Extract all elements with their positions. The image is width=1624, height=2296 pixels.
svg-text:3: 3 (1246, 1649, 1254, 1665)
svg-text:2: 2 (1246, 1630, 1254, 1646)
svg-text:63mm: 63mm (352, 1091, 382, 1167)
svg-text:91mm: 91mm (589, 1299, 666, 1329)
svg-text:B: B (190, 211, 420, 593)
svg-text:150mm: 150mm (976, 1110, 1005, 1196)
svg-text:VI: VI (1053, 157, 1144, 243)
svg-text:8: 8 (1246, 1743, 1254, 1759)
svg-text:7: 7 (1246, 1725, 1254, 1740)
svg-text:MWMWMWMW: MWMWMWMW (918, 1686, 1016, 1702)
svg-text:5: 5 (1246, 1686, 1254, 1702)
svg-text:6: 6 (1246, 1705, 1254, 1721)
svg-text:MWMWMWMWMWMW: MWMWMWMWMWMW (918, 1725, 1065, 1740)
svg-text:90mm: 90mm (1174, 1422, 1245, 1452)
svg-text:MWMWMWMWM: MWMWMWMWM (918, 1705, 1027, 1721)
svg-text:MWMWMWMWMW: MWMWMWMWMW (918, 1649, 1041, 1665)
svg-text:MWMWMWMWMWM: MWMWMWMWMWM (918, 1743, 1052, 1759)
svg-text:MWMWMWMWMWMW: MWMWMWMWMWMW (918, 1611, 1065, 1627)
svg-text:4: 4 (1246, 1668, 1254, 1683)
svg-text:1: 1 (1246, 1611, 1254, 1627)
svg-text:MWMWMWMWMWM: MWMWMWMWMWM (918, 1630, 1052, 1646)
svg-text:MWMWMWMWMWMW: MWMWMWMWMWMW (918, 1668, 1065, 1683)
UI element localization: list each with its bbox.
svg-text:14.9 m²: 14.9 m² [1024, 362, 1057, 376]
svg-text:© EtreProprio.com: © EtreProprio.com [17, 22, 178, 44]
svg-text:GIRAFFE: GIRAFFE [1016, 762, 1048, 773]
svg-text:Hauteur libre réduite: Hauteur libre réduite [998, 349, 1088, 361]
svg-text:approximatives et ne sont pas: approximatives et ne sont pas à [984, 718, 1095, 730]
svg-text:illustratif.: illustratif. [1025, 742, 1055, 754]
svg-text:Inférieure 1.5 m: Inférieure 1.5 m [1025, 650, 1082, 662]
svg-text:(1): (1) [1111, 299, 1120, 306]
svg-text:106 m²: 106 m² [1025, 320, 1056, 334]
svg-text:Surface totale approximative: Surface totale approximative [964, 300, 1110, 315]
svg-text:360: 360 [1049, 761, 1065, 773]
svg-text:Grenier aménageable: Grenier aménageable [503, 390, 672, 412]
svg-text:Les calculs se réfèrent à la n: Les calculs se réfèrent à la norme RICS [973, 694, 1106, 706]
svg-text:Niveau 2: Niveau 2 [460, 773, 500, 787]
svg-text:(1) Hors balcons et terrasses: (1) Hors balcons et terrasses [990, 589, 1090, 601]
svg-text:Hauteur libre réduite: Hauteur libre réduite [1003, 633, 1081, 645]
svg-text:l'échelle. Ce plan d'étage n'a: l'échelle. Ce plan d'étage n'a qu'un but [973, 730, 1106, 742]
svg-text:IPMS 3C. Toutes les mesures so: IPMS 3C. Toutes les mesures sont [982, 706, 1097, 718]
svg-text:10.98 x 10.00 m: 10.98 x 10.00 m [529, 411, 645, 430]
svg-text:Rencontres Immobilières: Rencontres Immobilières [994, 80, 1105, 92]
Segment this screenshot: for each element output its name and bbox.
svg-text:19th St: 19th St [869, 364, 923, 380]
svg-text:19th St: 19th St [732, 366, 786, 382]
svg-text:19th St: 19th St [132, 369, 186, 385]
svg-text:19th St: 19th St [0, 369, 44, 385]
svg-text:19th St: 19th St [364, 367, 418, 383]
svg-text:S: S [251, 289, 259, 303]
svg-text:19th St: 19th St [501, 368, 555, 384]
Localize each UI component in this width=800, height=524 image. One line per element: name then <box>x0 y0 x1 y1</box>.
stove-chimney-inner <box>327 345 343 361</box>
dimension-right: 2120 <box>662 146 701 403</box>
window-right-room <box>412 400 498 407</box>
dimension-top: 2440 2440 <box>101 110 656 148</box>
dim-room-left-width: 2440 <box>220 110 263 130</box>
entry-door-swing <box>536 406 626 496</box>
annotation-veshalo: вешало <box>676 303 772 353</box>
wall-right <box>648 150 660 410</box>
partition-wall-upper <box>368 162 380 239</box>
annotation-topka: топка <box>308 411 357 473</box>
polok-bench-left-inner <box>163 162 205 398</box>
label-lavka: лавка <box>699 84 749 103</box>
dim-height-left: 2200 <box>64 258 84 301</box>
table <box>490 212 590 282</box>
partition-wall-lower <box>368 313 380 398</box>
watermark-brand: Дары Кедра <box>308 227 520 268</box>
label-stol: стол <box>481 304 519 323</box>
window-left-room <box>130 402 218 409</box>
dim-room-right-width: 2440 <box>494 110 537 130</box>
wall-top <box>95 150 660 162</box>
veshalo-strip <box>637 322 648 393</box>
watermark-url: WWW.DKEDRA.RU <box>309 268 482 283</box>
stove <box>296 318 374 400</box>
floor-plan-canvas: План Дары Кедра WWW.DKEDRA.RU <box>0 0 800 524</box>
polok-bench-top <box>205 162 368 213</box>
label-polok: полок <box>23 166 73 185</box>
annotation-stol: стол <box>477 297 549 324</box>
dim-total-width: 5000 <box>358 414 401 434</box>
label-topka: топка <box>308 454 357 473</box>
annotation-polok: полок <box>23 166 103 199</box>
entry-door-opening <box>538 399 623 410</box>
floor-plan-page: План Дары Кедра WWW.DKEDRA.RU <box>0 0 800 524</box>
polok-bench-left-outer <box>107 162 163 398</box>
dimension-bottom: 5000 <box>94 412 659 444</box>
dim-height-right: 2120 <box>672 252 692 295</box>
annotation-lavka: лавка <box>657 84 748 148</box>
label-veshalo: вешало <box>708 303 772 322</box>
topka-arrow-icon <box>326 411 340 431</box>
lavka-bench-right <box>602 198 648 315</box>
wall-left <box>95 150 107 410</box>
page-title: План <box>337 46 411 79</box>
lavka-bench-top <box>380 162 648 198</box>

┄┄┄┄┄┄┄┄┄┄

#### [Your objective]
Please repeat the rows above, switching "Hauteur libre réduite" to "Hauteur sous plafond réduite" and keeping everything else unchanged.

#### [In response]
Extract all elements with their positions. The image is width=1624, height=2296 pixels.
svg-text:3: 3 (1246, 1649, 1254, 1665)
svg-text:2: 2 (1246, 1630, 1254, 1646)
svg-text:63mm: 63mm (352, 1091, 382, 1167)
svg-text:91mm: 91mm (589, 1299, 666, 1329)
svg-text:B: B (190, 211, 420, 593)
svg-text:150mm: 150mm (976, 1110, 1005, 1196)
svg-text:VI: VI (1053, 157, 1144, 243)
svg-text:8: 8 (1246, 1743, 1254, 1759)
svg-text:7: 7 (1246, 1725, 1254, 1740)
svg-text:MWMWMWMW: MWMWMWMW (918, 1686, 1016, 1702)
svg-text:5: 5 (1246, 1686, 1254, 1702)
svg-text:6: 6 (1246, 1705, 1254, 1721)
svg-text:MWMWMWMWMWMW: MWMWMWMWMWMW (918, 1725, 1065, 1740)
svg-text:90mm: 90mm (1174, 1422, 1245, 1452)
svg-text:MWMWMWMWM: MWMWMWMWM (918, 1705, 1027, 1721)
svg-text:MWMWMWMWMW: MWMWMWMWMW (918, 1649, 1041, 1665)
svg-text:MWMWMWMWMWM: MWMWMWMWMWM (918, 1743, 1052, 1759)
svg-text:MWMWMWMWMWMW: MWMWMWMWMWMW (918, 1611, 1065, 1627)
svg-text:4: 4 (1246, 1668, 1254, 1683)
svg-text:1: 1 (1246, 1611, 1254, 1627)
svg-text:MWMWMWMWMWM: MWMWMWMWMWM (918, 1630, 1052, 1646)
svg-text:MWMWMWMWMWMW: MWMWMWMWMWMW (918, 1668, 1065, 1683)
UI element localization: list each with its bbox.
svg-text:14.9 m²: 14.9 m² [1024, 362, 1057, 376]
svg-text:© EtreProprio.com: © EtreProprio.com [17, 22, 178, 44]
svg-text:GIRAFFE: GIRAFFE [1016, 762, 1048, 773]
svg-text:Hauteur sous plafond réduite: Hauteur sous plafond réduite [998, 349, 1088, 361]
svg-text:approximatives et ne sont pas: approximatives et ne sont pas à [984, 718, 1095, 730]
svg-text:illustratif.: illustratif. [1025, 742, 1055, 754]
svg-text:Inférieure 1.5 m: Inférieure 1.5 m [1025, 650, 1082, 662]
svg-text:(1): (1) [1111, 299, 1120, 306]
svg-text:106 m²: 106 m² [1025, 320, 1056, 334]
svg-text:Surface totale approximative: Surface totale approximative [964, 300, 1110, 315]
svg-text:360: 360 [1049, 761, 1065, 773]
svg-text:Grenier aménageable: Grenier aménageable [503, 390, 672, 412]
svg-text:Les calculs se réfèrent à la n: Les calculs se réfèrent à la norme RICS [973, 694, 1106, 706]
svg-text:Niveau 2: Niveau 2 [460, 773, 500, 787]
svg-text:(1) Hors balcons et terrasses: (1) Hors balcons et terrasses [990, 589, 1090, 601]
svg-text:Hauteur sous plafond réduite: Hauteur sous plafond réduite [1003, 633, 1081, 645]
svg-text:l'échelle. Ce plan d'étage n'a: l'échelle. Ce plan d'étage n'a qu'un but [973, 730, 1106, 742]
svg-text:IPMS 3C. Toutes les mesures so: IPMS 3C. Toutes les mesures sont [982, 706, 1097, 718]
svg-text:10.98 x 10.00 m: 10.98 x 10.00 m [529, 411, 645, 430]
svg-text:Rencontres Immobilières: Rencontres Immobilières [994, 80, 1105, 92]
Segment this screenshot: for each element output its name and bbox.
svg-text:19th St: 19th St [869, 364, 923, 380]
svg-text:19th St: 19th St [732, 366, 786, 382]
svg-text:19th St: 19th St [132, 369, 186, 385]
svg-text:19th St: 19th St [0, 369, 44, 385]
svg-text:19th St: 19th St [364, 367, 418, 383]
svg-text:S: S [251, 289, 259, 303]
svg-text:19th St: 19th St [501, 368, 555, 384]
Localize each UI component in this width=800, height=524 image. One line per element: name then <box>x0 y0 x1 y1</box>.
stove-chimney-inner <box>327 345 343 361</box>
dimension-right: 2120 <box>662 146 701 403</box>
window-right-room <box>412 400 498 407</box>
dimension-top: 2440 2440 <box>101 110 656 148</box>
dim-room-left-width: 2440 <box>220 110 263 130</box>
entry-door-swing <box>536 406 626 496</box>
annotation-veshalo: вешало <box>676 303 772 353</box>
wall-right <box>648 150 660 410</box>
partition-wall-upper <box>368 162 380 239</box>
annotation-topka: топка <box>308 411 357 473</box>
polok-bench-left-inner <box>163 162 205 398</box>
label-lavka: лавка <box>699 84 749 103</box>
dim-height-left: 2200 <box>64 258 84 301</box>
table <box>490 212 590 282</box>
partition-wall-lower <box>368 313 380 398</box>
watermark-brand: Дары Кедра <box>308 227 520 268</box>
label-stol: стол <box>481 304 519 323</box>
window-left-room <box>130 402 218 409</box>
dim-room-right-width: 2440 <box>494 110 537 130</box>
wall-top <box>95 150 660 162</box>
veshalo-strip <box>637 322 648 393</box>
watermark-url: WWW.DKEDRA.RU <box>309 268 482 283</box>
stove <box>296 318 374 400</box>
floor-plan-canvas: План Дары Кедра WWW.DKEDRA.RU <box>0 0 800 524</box>
polok-bench-top <box>205 162 368 213</box>
label-polok: полок <box>23 166 73 185</box>
annotation-stol: стол <box>477 297 549 324</box>
dim-total-width: 5000 <box>358 414 401 434</box>
label-topka: топка <box>308 454 357 473</box>
annotation-polok: полок <box>23 166 103 199</box>
entry-door-opening <box>538 399 623 410</box>
floor-plan-page: План Дары Кедра WWW.DKEDRA.RU <box>0 0 800 524</box>
polok-bench-left-outer <box>107 162 163 398</box>
dimension-bottom: 5000 <box>94 412 659 444</box>
dim-height-right: 2120 <box>672 252 692 295</box>
annotation-lavka: лавка <box>657 84 748 148</box>
label-veshalo: вешало <box>708 303 772 322</box>
topka-arrow-icon <box>326 411 340 431</box>
lavka-bench-right <box>602 198 648 315</box>
wall-left <box>95 150 107 410</box>
page-title: План <box>337 46 411 79</box>
lavka-bench-top <box>380 162 648 198</box>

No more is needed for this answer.